Listed records:
+--

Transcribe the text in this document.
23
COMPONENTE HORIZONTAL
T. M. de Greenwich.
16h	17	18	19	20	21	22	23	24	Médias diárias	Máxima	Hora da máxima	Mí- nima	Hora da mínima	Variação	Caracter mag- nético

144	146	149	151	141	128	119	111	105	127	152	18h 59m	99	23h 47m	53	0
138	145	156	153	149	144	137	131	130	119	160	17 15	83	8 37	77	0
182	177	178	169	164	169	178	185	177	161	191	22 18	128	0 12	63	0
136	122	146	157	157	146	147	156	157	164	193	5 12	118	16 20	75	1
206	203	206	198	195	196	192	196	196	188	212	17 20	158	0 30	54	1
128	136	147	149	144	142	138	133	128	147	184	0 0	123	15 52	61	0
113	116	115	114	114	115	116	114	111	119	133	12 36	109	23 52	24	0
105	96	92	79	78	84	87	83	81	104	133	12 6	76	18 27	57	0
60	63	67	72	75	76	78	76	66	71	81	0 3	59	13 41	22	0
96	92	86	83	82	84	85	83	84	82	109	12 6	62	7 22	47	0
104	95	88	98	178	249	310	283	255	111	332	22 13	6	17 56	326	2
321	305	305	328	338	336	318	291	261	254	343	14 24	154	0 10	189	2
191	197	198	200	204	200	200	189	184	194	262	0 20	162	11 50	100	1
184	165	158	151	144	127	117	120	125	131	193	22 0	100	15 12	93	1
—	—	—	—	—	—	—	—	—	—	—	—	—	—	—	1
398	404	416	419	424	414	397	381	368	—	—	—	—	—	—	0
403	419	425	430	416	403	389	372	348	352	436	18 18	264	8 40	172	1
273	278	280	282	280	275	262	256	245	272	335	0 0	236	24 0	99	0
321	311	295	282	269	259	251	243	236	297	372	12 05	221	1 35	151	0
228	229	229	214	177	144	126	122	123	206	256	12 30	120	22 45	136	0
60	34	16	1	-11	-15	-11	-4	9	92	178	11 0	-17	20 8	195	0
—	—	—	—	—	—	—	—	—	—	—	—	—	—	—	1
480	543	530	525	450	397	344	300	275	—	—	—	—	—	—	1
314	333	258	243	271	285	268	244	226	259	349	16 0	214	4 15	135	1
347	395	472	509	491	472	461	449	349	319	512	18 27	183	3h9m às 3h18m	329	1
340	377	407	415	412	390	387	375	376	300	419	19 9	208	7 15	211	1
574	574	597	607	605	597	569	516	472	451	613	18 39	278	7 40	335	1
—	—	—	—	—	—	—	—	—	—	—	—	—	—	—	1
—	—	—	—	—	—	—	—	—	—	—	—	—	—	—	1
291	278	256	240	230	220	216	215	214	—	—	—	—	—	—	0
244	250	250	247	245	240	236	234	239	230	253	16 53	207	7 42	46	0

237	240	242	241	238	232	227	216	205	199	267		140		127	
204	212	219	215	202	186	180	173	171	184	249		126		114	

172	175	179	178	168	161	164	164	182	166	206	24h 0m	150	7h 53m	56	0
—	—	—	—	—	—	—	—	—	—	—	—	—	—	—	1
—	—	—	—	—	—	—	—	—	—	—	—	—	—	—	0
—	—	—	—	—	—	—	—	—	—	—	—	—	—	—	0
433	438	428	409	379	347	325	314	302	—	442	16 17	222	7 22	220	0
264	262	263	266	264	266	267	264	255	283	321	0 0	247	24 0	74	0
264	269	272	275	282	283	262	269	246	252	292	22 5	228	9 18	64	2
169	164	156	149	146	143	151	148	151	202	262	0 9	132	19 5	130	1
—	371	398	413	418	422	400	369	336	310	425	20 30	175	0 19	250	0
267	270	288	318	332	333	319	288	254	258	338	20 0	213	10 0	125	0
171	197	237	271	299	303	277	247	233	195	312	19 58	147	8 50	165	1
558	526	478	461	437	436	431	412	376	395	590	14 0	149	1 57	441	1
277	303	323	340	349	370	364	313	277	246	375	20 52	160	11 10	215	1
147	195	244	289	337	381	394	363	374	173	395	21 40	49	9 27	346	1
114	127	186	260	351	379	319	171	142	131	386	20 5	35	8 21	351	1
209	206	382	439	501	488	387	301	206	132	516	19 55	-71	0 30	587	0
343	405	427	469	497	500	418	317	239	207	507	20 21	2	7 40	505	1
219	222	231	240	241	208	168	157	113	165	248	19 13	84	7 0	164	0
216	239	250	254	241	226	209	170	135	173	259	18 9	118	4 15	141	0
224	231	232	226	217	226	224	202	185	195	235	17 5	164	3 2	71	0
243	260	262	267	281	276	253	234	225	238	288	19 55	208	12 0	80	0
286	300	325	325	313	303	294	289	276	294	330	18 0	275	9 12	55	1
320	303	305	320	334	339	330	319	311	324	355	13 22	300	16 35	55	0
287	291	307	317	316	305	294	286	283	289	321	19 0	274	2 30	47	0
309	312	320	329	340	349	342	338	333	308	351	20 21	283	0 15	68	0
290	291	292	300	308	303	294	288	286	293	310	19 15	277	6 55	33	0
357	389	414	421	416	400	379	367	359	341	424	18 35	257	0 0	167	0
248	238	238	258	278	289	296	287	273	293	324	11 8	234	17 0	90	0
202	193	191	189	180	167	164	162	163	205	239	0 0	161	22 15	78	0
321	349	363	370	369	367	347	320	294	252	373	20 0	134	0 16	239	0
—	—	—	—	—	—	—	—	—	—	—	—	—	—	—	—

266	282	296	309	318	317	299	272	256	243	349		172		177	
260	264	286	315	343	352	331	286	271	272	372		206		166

+--

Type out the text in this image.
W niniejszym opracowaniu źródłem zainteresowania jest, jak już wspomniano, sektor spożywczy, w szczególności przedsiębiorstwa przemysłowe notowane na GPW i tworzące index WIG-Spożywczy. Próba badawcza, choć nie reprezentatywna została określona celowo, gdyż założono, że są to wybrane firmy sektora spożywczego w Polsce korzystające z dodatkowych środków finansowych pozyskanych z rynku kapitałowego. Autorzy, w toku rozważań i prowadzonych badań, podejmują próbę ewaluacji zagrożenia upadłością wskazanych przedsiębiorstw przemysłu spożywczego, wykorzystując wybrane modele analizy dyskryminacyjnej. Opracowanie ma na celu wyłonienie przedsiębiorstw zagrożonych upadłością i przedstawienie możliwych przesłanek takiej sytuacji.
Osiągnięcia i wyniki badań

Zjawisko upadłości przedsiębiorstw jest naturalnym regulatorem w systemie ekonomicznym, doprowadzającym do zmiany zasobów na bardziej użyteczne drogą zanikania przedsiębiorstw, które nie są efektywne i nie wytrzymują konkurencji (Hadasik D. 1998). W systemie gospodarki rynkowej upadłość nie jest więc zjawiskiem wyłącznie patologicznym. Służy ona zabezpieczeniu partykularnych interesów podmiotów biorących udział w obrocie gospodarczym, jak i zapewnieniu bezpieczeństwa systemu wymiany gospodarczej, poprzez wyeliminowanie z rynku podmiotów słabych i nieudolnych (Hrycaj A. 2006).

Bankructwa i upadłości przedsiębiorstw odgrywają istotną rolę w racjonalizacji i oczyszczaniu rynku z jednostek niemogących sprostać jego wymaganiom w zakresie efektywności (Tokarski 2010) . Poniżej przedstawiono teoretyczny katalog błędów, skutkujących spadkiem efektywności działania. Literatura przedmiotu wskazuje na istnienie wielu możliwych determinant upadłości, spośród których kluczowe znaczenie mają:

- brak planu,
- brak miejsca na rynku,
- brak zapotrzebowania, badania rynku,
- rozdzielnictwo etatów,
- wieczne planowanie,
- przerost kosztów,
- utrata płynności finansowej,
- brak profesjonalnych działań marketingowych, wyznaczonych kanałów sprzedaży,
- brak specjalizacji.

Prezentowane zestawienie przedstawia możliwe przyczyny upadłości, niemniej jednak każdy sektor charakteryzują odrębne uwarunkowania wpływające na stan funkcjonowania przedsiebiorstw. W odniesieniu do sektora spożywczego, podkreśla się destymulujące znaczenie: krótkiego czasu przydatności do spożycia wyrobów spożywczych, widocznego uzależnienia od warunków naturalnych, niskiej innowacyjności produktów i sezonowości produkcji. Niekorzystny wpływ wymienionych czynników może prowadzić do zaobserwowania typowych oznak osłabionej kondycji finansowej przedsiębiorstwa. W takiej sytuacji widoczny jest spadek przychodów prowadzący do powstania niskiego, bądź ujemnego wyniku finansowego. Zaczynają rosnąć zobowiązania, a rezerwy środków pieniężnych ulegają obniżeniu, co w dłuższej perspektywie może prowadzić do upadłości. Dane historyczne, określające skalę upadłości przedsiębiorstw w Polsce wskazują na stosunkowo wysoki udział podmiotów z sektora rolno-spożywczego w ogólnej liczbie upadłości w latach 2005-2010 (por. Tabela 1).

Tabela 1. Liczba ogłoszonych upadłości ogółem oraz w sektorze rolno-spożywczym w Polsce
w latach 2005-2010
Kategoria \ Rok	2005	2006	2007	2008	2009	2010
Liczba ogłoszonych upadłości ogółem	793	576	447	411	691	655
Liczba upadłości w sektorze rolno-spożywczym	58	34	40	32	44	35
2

+--

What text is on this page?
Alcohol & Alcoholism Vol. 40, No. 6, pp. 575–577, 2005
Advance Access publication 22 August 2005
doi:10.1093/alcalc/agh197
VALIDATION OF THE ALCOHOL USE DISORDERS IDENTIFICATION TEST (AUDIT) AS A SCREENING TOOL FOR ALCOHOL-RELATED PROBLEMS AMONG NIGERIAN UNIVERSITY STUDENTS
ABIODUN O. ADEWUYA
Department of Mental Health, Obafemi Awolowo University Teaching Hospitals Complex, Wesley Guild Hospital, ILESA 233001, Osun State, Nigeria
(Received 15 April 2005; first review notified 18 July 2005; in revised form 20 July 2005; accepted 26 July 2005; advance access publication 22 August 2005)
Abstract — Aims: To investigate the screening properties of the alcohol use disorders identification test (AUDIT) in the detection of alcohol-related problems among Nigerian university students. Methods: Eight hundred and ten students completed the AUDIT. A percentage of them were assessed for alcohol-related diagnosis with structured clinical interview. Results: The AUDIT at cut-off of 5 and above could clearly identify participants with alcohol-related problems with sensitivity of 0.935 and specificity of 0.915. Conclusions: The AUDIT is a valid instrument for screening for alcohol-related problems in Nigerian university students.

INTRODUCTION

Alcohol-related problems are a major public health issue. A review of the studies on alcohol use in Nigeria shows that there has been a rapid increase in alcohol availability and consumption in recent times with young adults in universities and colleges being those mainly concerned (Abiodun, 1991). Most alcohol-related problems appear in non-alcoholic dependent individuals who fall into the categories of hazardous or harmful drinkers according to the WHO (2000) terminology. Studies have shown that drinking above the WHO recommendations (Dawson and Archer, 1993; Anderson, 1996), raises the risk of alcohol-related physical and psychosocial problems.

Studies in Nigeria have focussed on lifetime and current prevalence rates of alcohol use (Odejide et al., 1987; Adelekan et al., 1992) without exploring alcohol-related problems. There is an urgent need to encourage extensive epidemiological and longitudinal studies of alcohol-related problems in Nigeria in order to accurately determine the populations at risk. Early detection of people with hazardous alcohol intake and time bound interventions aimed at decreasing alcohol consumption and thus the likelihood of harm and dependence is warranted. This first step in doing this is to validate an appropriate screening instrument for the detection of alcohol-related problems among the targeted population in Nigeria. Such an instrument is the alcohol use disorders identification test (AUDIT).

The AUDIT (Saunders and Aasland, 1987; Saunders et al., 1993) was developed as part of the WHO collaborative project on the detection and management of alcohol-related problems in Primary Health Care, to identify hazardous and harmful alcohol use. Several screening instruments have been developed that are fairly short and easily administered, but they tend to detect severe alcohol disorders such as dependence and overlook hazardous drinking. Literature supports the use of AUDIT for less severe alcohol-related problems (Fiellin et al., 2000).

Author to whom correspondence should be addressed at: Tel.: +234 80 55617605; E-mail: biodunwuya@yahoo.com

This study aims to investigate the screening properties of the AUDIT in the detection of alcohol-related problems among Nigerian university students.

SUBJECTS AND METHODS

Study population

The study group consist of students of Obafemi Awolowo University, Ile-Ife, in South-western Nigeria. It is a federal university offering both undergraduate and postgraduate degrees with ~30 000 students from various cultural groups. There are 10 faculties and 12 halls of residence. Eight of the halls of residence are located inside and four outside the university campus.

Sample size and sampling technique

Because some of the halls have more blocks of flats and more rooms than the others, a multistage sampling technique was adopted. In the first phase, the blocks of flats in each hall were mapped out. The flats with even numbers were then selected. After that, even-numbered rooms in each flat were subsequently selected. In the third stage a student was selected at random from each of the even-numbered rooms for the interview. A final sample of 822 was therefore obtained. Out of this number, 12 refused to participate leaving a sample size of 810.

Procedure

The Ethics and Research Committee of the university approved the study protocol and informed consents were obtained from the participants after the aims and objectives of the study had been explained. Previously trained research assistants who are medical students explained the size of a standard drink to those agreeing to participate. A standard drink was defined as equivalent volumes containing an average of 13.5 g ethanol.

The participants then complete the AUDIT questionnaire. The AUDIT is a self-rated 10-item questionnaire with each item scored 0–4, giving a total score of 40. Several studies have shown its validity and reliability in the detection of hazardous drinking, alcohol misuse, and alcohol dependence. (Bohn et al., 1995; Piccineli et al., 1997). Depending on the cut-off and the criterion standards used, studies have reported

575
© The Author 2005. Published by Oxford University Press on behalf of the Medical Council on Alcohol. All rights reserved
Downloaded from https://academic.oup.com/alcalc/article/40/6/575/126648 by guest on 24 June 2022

+--

Which lines contain the word "harmful"? Copy each one.

Alcohol-related problems are a major public health issue. A review of the studies on alcohol use in Nigeria shows that there has been a rapid increase in alcohol availability and consumption in recent times with young adults in universities and colleges being those mainly concerned (Abiodun, 1991). Most alcohol-related problems appear in non-alcoholic dependent individuals who fall into the categories of hazardous or harmful drinkers according to the WHO (2000) terminology. Studies have shown that drinking above the WHO recommendations (Dawson and Archer, 1993; Anderson, 1996), raises the risk of alcohol-related physical and psychosocial problems.
The AUDIT (Saunders and Aasland, 1987; Saunders et al., 1993) was developed as part of the WHO collaborative project on the detection and management of alcohol-related problems in Primary Health Care, to identify hazardous and harmful alcohol use. Several screening instruments have been developed that are fairly short and easily administered, but they tend to detect severe alcohol disorders such as dependence and overlook hazardous drinking. Literature supports the use of AUDIT for less severe alcohol-related problems (Fiellin et al., 2000).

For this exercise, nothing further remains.